===== RECORDS FOR THIS TASK =====

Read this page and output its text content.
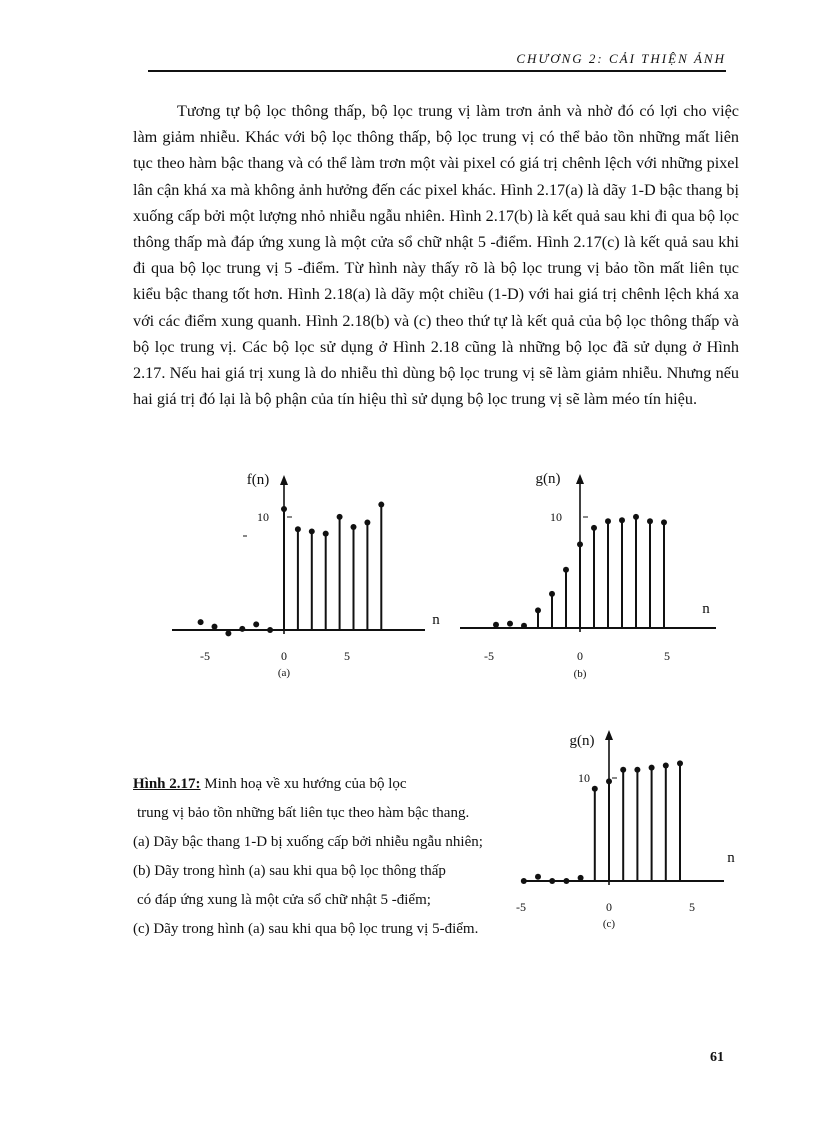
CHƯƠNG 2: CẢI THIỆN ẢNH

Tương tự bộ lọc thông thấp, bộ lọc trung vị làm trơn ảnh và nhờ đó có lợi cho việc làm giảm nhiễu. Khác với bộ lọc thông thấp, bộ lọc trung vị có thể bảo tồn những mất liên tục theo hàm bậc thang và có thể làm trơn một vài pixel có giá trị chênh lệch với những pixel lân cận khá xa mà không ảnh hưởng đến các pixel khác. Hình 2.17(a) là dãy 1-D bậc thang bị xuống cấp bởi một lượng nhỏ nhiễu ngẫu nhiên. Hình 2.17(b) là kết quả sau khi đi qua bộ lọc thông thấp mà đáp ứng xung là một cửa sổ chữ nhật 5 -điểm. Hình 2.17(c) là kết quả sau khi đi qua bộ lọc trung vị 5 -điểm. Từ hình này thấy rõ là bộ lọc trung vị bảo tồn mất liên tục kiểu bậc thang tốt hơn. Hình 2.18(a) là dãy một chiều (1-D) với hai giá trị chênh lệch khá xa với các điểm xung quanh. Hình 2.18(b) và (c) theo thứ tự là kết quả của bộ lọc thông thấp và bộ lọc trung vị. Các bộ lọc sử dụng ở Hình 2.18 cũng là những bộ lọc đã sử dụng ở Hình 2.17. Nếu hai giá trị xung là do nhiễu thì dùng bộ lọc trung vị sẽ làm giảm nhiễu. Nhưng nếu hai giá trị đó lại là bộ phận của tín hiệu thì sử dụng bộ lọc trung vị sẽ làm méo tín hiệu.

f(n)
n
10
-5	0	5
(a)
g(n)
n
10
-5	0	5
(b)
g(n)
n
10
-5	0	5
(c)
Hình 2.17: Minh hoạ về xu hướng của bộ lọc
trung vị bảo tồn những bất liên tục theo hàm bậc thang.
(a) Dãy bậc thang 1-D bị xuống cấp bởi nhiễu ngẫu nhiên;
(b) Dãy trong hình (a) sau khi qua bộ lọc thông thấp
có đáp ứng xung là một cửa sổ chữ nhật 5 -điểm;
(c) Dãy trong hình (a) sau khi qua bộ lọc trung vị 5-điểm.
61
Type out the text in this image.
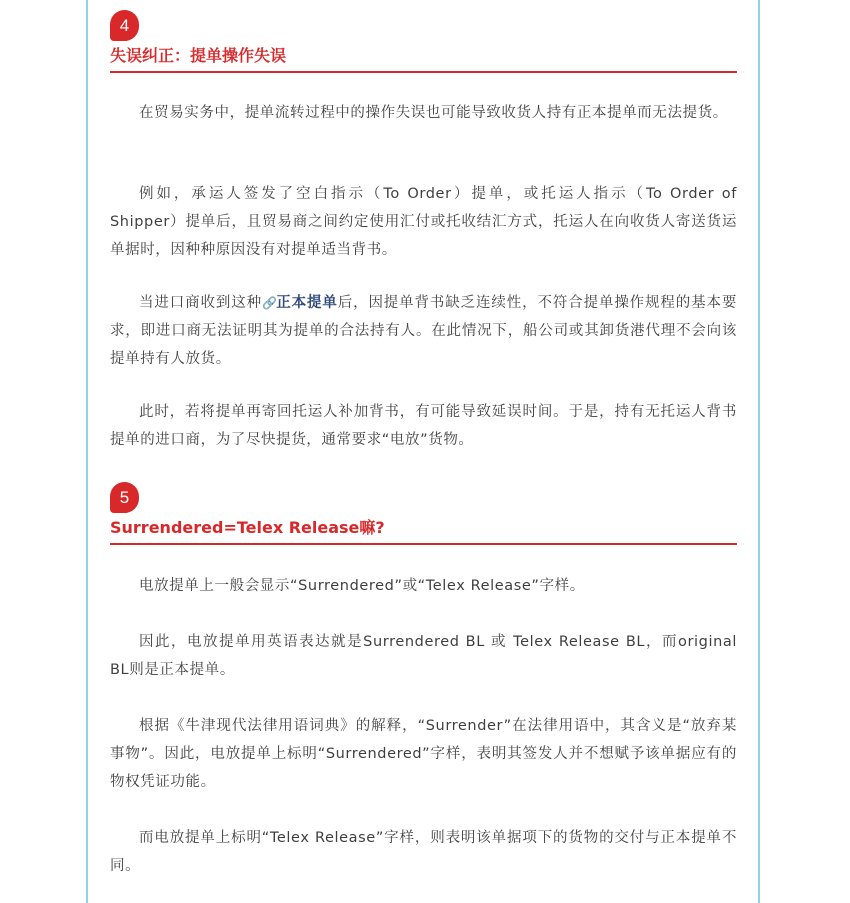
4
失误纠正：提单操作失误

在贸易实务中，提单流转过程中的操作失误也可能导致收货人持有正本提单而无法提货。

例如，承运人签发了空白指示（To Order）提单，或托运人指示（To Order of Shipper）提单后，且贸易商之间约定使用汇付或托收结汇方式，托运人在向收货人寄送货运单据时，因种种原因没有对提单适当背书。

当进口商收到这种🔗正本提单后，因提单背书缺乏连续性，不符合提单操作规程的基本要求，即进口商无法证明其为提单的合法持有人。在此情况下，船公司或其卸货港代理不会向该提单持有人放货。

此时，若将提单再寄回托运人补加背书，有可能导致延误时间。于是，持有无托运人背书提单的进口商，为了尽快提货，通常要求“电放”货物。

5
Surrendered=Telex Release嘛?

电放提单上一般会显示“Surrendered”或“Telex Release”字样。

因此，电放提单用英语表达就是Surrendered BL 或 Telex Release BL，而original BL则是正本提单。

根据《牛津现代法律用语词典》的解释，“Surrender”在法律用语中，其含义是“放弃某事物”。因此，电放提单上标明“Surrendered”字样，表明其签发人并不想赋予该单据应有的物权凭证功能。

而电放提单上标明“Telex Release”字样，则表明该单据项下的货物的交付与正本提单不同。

=====

DIRECTIVE:
Filter the records for lines holding the string "text". Copy each one.

WORKED SOLUTION:
Read this page and output its text content.
Type out the text in this image.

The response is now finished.